» Given task:
Repeat every line of the material, character for character.
▶
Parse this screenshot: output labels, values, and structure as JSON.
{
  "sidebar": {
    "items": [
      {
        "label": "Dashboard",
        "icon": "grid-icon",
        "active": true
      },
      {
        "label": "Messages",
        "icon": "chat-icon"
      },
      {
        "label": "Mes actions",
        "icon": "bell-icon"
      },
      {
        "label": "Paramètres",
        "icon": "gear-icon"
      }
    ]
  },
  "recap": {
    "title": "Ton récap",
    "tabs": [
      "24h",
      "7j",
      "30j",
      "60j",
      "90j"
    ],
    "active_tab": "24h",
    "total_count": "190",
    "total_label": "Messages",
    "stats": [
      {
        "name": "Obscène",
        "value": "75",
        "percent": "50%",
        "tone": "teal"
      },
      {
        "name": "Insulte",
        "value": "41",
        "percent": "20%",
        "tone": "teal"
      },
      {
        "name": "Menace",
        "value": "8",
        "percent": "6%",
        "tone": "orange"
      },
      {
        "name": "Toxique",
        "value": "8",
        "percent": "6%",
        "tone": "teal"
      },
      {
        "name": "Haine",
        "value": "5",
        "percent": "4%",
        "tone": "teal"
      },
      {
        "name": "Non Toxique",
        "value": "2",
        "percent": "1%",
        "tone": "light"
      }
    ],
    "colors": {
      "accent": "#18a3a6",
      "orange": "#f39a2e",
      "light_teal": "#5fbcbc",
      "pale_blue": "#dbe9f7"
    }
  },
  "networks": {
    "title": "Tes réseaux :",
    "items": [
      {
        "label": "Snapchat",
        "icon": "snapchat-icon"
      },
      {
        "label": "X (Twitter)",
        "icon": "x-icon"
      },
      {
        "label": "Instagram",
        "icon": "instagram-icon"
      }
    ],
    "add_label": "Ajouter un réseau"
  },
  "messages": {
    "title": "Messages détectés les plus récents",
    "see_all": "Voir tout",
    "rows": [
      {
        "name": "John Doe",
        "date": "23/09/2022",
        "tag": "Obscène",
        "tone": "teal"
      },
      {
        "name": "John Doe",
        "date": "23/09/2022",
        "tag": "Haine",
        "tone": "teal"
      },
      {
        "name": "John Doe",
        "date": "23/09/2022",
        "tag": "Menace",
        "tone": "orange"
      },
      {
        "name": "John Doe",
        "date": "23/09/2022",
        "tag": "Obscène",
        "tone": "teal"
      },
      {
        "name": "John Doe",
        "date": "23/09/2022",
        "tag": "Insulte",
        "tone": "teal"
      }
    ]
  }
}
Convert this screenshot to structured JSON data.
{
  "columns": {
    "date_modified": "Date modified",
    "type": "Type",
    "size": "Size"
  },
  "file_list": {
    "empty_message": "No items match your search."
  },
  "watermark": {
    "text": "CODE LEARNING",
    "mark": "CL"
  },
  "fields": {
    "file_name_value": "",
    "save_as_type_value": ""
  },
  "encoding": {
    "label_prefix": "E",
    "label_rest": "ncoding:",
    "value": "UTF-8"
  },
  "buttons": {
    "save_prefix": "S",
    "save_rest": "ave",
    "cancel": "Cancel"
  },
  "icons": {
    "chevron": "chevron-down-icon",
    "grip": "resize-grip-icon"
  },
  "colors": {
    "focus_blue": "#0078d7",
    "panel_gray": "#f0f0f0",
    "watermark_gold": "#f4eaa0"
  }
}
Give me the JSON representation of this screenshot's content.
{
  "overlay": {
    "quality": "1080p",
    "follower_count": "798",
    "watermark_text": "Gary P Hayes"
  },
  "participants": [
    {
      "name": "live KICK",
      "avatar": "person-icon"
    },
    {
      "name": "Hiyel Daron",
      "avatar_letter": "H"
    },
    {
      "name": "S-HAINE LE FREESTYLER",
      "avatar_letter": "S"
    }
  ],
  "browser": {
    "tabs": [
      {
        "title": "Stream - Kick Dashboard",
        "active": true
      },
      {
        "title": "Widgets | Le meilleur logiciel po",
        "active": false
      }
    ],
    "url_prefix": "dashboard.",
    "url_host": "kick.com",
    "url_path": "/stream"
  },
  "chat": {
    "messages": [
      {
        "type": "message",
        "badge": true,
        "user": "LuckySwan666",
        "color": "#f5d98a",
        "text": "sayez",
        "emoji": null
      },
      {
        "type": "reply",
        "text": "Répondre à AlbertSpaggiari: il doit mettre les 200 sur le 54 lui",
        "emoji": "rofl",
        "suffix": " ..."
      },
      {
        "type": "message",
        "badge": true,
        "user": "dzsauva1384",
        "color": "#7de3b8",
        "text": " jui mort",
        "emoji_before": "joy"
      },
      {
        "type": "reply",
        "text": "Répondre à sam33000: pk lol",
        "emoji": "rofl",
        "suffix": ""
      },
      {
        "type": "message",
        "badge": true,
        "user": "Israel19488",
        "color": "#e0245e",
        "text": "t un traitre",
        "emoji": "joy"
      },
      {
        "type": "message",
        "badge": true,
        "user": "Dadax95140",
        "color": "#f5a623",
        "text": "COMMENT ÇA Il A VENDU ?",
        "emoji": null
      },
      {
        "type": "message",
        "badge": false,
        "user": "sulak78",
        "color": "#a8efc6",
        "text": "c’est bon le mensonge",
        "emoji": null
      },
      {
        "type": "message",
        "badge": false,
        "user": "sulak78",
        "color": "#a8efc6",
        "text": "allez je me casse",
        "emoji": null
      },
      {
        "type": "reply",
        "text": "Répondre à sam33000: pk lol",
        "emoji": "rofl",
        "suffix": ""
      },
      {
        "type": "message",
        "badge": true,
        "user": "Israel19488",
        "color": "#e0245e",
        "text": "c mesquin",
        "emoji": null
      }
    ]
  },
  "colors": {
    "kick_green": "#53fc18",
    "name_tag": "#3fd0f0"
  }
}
◀
» Response to the task:
Parse this screenshot: output labels, values, and structure as JSON.
{
  "sidebar": {
    "items": [
      {
        "label": "Dashboard",
        "icon": "grid-icon",
        "active": true
      },
      {
        "label": "Messages",
        "icon": "chat-icon"
      },
      {
        "label": "Mes actions",
        "icon": "bell-icon"
      },
      {
        "label": "Paramètres",
        "icon": "gear-icon"
      }
    ]
  },
  "recap": {
    "title": "Ton récap",
    "tabs": [
      "24h",
      "7j",
      "30j",
      "60j",
      "90j"
    ],
    "active_tab": "24h",
    "total_count": "190",
    "total_label": "Messages",
    "stats": [
      {
        "name": "Obscène",
        "value": "75",
        "percent": "50%",
        "tone": "teal"
      },
      {
        "name": "Insulte",
        "value": "41",
        "percent": "20%",
        "tone": "teal"
      },
      {
        "name": "Menace",
        "value": "8",
        "percent": "6%",
        "tone": "orange"
      },
      {
        "name": "Toxique",
        "value": "8",
        "percent": "6%",
        "tone": "teal"
      },
      {
        "name": "Haine",
        "value": "5",
        "percent": "4%",
        "tone": "teal"
      },
      {
        "name": "Non Toxique",
        "value": "2",
        "percent": "1%",
        "tone": "light"
      }
    ],
    "colors": {
      "accent": "#18a3a6",
      "orange": "#f39a2e",
      "light_teal": "#5fbcbc",
      "pale_blue": "#dbe9f7"
    }
  },
  "networks": {
    "title": "Tes réseaux :",
    "items": [
      {
        "label": "Snapchat",
        "icon": "snapchat-icon"
      },
      {
        "label": "X (Twitter)",
        "icon": "x-icon"
      },
      {
        "label": "Instagram",
        "icon": "instagram-icon"
      }
    ],
    "add_label": "Ajouter un réseau"
  },
  "messages": {
    "title": "Messages détectés les plus récents",
    "see_all": "Voir tout",
    "rows": [
      {
        "name": "John Doe",
        "date": "23/09/2022",
        "tag": "Obscène",
        "tone": "teal"
      },
      {
        "name": "John Doe",
        "date": "23/09/2022",
        "tag": "Haine",
        "tone": "teal"
      },
      {
        "name": "John Doe",
        "date": "23/09/2022",
        "tag": "Menace",
        "tone": "orange"
      },
      {
        "name": "John Doe",
        "date": "23/09/2022",
        "tag": "Obscène",
        "tone": "teal"
      },
      {
        "name": "John Doe",
        "date": "23/09/2022",
        "tag": "Insulte",
        "tone": "teal"
      }
    ]
  }
}
Convert this screenshot to structured JSON data.
{
  "columns": {
    "date_modified": "Date modified",
    "type": "Type",
    "size": "Size"
  },
  "file_list": {
    "empty_message": "No items match your search."
  },
  "watermark": {
    "text": "CODE LEARNING",
    "mark": "CL"
  },
  "fields": {
    "file_name_value": "",
    "save_as_type_value": ""
  },
  "encoding": {
    "label_prefix": "E",
    "label_rest": "ncoding:",
    "value": "UTF-8"
  },
  "buttons": {
    "save_prefix": "S",
    "save_rest": "ave",
    "cancel": "Cancel"
  },
  "icons": {
    "chevron": "chevron-down-icon",
    "grip": "resize-grip-icon"
  },
  "colors": {
    "focus_blue": "#0078d7",
    "panel_gray": "#f0f0f0",
    "watermark_gold": "#f4eaa0"
  }
}
Give me the JSON representation of this screenshot's content.
{
  "overlay": {
    "quality": "1080p",
    "follower_count": "798",
    "watermark_text": "Gary P Hayes"
  },
  "participants": [
    {
      "name": "live KICK",
      "avatar": "person-icon"
    },
    {
      "name": "Hiyel Daron",
      "avatar_letter": "H"
    },
    {
      "name": "S-HAINE LE FREESTYLER",
      "avatar_letter": "S"
    }
  ],
  "browser": {
    "tabs": [
      {
        "title": "Stream - Kick Dashboard",
        "active": true
      },
      {
        "title": "Widgets | Le meilleur logiciel po",
        "active": false
      }
    ],
    "url_prefix": "dashboard.",
    "url_host": "kick.com",
    "url_path": "/stream"
  },
  "chat": {
    "messages": [
      {
        "type": "message",
        "badge": true,
        "user": "LuckySwan666",
        "color": "#f5d98a",
        "text": "sayez",
        "emoji": null
      },
      {
        "type": "reply",
        "text": "Répondre à AlbertSpaggiari: il doit mettre les 200 sur le 54 lui",
        "emoji": "rofl",
        "suffix": " ..."
      },
      {
        "type": "message",
        "badge": true,
        "user": "dzsauva1384",
        "color": "#7de3b8",
        "text": " jui mort",
        "emoji_before": "joy"
      },
      {
        "type": "reply",
        "text": "Répondre à sam33000: pk lol",
        "emoji": "rofl",
        "suffix": ""
      },
      {
        "type": "message",
        "badge": true,
        "user": "Israel19488",
        "color": "#e0245e",
        "text": "t un traitre",
        "emoji": "joy"
      },
      {
        "type": "message",
        "badge": true,
        "user": "Dadax95140",
        "color": "#f5a623",
        "text": "COMMENT ÇA Il A VENDU ?",
        "emoji": null
      },
      {
        "type": "message",
        "badge": false,
        "user": "sulak78",
        "color": "#a8efc6",
        "text": "c’est bon le mensonge",
        "emoji": null
      },
      {
        "type": "message",
        "badge": false,
        "user": "sulak78",
        "color": "#a8efc6",
        "text": "allez je me casse",
        "emoji": null
      },
      {
        "type": "reply",
        "text": "Répondre à sam33000: pk lol",
        "emoji": "rofl",
        "suffix": ""
      },
      {
        "type": "message",
        "badge": true,
        "user": "Israel19488",
        "color": "#e0245e",
        "text": "c mesquin",
        "emoji": null
      }
    ]
  },
  "colors": {
    "kick_green": "#53fc18",
    "name_tag": "#3fd0f0"
  }
}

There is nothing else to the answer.